## Do this
Isolate every line in the data with the string "badania" and copy it.
====== Available records ======
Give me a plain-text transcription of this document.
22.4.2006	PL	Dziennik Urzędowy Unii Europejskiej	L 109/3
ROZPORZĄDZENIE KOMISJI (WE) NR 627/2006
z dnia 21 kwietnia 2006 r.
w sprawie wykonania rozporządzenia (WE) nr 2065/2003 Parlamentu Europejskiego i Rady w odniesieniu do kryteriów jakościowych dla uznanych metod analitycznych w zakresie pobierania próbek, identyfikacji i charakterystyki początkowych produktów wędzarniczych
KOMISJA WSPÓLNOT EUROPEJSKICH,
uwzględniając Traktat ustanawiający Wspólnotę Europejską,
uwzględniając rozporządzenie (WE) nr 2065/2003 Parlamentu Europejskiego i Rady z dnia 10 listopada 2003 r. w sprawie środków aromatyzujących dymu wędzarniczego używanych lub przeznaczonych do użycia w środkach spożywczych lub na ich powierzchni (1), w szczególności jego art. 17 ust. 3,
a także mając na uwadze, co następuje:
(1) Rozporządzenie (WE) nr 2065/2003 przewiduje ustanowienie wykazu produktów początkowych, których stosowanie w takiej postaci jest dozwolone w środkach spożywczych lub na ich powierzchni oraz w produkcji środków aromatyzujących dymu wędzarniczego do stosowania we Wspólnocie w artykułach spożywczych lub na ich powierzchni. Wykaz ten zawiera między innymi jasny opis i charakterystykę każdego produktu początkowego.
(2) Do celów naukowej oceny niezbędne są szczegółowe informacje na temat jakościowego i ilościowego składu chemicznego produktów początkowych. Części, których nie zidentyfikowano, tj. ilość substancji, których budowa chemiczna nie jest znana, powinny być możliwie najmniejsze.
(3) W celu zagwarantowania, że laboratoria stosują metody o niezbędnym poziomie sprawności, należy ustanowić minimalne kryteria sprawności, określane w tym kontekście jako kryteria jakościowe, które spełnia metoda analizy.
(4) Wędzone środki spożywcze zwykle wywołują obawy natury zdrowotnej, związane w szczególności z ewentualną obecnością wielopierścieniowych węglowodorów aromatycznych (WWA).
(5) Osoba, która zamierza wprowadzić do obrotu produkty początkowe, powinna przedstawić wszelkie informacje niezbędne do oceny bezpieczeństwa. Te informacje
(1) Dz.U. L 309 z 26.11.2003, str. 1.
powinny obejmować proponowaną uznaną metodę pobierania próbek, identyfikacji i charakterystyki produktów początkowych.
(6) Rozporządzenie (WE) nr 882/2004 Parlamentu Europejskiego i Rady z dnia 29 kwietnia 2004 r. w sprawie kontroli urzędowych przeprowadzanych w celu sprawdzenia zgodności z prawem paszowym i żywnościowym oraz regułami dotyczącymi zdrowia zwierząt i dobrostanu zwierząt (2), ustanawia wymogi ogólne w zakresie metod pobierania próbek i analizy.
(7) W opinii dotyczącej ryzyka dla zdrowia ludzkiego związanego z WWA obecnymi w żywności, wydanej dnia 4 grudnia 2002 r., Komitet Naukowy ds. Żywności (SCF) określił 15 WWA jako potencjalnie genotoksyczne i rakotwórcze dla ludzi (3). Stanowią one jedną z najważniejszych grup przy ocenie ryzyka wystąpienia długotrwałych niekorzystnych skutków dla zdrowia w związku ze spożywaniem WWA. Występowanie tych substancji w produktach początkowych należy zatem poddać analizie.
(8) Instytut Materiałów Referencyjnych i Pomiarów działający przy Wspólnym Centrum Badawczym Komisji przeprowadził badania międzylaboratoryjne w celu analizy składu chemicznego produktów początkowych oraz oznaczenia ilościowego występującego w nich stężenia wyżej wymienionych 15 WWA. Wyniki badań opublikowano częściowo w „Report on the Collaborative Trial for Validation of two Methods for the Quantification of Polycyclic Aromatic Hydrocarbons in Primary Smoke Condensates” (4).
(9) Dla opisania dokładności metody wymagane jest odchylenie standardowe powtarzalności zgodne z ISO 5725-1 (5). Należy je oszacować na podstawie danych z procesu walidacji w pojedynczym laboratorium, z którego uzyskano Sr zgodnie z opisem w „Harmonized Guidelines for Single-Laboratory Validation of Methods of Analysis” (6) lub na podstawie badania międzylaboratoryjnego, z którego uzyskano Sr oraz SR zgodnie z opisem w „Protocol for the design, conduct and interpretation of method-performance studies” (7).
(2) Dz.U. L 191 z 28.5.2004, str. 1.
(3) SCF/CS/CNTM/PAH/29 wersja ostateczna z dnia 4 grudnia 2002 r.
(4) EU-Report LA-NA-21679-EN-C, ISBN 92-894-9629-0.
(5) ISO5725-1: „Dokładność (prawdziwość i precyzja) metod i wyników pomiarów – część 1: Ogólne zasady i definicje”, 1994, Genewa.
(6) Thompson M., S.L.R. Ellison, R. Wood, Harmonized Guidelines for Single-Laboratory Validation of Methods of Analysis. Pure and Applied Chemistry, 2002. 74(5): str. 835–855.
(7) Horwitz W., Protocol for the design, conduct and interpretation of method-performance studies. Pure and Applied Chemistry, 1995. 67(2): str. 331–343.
======
====== Available records ======
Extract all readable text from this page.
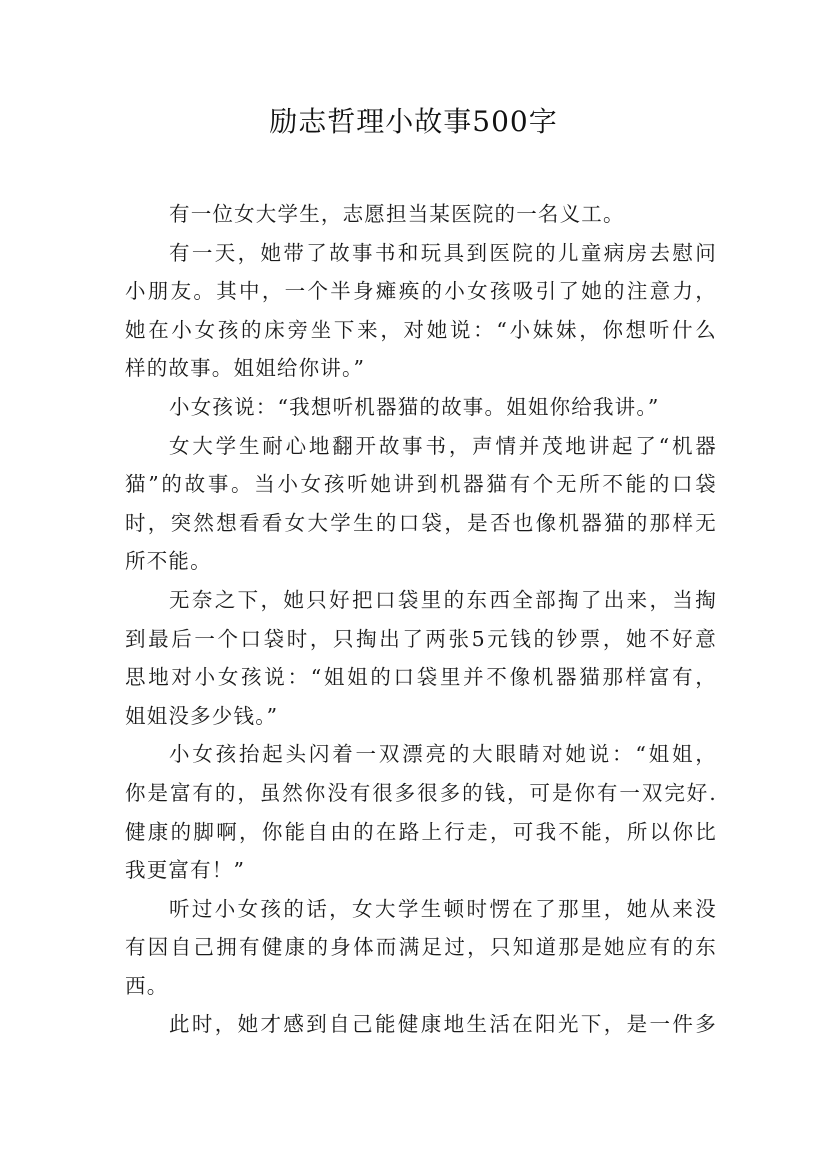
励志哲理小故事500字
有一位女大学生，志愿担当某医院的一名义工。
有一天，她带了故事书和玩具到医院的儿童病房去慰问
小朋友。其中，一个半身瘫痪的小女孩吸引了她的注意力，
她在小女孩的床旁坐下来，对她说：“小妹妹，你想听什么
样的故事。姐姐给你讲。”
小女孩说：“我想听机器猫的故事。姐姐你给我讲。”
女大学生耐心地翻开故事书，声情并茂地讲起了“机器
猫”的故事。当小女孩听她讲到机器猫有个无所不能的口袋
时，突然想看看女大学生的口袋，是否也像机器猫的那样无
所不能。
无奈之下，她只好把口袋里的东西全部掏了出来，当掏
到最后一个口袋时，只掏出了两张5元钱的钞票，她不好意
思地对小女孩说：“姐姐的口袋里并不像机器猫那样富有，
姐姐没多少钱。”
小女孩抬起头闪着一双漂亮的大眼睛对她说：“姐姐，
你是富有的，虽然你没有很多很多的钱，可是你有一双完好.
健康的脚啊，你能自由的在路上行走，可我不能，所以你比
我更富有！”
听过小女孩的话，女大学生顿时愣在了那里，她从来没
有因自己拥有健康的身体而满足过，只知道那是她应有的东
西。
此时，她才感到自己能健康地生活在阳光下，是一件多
======
## Solved problem
(8) Instytut Materiałów Referencyjnych i Pomiarów działający przy Wspólnym Centrum Badawczym Komisji przeprowadził badania międzylaboratoryjne w celu analizy składu chemicznego produktów początkowych oraz oznaczenia ilościowego występującego w nich stężenia wyżej wymienionych 15 WWA. Wyniki badań opublikowano częściowo w „Report on the Collaborative Trial for Validation of two Methods for the Quantification of Polycyclic Aromatic Hydrocarbons in Primary Smoke Condensates” (4).
(9) Dla opisania dokładności metody wymagane jest odchylenie standardowe powtarzalności zgodne z ISO 5725-1 (5). Należy je oszacować na podstawie danych z procesu walidacji w pojedynczym laboratorium, z którego uzyskano Sr zgodnie z opisem w „Harmonized Guidelines for Single-Laboratory Validation of Methods of Analysis” (6) lub na podstawie badania międzylaboratoryjnego, z którego uzyskano Sr oraz SR zgodnie z opisem w „Protocol for the design, conduct and interpretation of method-performance studies” (7).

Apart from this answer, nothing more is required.